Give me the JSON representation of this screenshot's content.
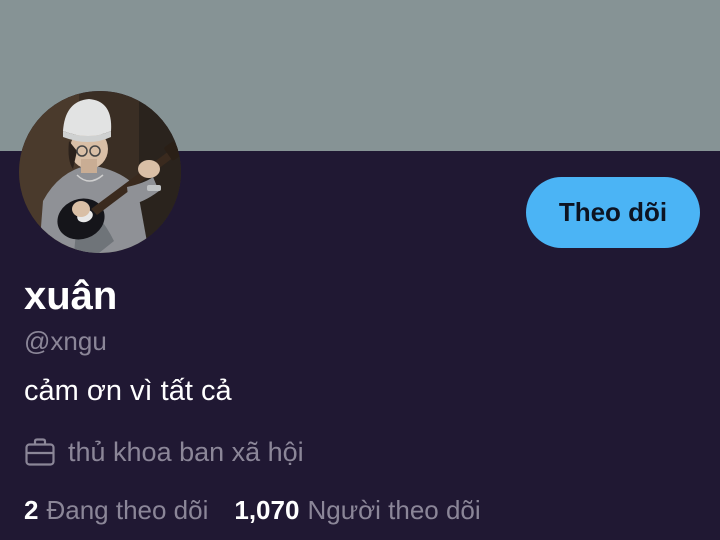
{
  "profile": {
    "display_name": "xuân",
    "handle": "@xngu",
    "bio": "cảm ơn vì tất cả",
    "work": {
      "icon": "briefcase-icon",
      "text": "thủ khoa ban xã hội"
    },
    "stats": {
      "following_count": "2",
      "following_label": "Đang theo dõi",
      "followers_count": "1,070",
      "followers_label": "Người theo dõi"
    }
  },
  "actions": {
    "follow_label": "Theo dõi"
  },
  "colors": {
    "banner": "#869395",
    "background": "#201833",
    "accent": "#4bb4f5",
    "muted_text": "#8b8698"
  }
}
==
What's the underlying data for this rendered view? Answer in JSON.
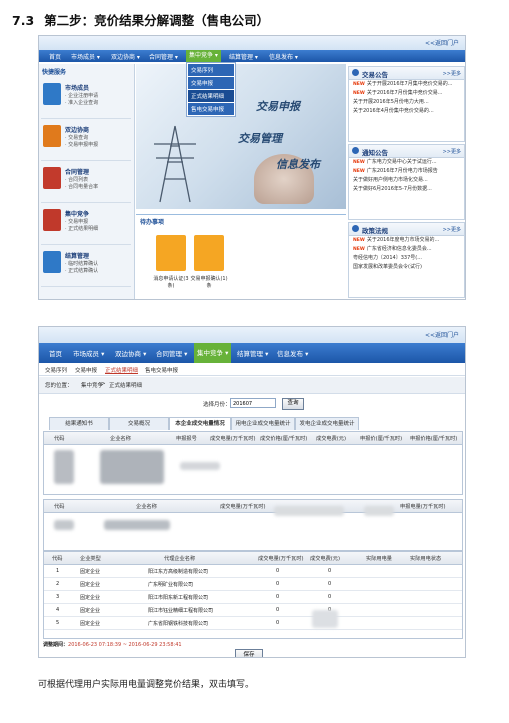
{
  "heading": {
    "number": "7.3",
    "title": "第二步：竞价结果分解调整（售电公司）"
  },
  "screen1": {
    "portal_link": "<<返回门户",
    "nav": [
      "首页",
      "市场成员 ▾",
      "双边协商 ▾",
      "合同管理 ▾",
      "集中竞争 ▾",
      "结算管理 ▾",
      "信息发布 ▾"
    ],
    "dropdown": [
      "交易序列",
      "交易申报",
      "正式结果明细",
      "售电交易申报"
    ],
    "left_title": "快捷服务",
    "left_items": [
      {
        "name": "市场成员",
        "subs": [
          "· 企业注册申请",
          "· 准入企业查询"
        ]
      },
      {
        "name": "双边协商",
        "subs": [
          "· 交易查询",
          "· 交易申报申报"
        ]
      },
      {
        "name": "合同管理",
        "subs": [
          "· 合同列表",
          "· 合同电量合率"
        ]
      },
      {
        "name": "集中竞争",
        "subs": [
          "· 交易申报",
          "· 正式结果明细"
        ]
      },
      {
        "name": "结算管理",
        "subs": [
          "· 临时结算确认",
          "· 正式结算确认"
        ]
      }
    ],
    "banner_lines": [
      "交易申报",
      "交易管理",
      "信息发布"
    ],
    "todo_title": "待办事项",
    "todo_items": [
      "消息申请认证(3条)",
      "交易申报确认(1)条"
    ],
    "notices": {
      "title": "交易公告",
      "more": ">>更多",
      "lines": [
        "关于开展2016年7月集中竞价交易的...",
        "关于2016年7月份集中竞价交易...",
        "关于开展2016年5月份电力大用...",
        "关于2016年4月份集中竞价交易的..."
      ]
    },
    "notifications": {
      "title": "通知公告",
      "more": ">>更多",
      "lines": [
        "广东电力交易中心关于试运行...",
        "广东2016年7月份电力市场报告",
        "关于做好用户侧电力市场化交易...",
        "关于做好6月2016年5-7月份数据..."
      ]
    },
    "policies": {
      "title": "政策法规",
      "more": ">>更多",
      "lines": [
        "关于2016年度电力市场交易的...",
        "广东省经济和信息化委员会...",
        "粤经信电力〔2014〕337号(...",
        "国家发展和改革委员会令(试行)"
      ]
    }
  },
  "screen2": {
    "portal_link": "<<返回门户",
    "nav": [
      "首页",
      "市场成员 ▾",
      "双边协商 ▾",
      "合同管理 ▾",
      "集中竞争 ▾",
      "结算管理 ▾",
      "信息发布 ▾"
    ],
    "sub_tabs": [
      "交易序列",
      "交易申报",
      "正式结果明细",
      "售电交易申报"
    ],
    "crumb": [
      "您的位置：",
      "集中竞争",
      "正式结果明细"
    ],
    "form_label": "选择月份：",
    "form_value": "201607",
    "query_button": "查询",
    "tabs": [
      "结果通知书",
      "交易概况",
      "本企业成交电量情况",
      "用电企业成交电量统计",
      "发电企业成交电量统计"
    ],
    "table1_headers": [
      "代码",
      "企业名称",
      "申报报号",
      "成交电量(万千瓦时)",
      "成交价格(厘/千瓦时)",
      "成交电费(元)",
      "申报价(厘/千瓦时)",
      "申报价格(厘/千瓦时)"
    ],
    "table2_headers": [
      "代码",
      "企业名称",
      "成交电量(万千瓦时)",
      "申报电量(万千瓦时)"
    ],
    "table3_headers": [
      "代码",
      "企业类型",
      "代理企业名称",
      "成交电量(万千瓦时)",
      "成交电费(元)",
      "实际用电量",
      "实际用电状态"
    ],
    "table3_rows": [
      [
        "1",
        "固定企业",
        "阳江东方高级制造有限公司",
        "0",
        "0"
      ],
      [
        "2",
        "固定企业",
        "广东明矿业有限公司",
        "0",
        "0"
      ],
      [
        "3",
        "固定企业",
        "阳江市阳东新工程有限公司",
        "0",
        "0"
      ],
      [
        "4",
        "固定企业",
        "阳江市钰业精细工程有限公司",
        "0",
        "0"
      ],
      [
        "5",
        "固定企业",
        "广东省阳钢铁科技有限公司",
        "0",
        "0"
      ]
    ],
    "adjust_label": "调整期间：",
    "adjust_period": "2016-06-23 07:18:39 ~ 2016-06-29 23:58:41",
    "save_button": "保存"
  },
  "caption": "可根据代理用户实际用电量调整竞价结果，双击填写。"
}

DIRECTIONS FOR THIS TASK: From the listing, copy every line where the string "JSON" appears.

WRITTEN ANSWER:
Give me the JSON representation of this screenshot's content.
What's the underlying data for this rendered view? Answer in JSON.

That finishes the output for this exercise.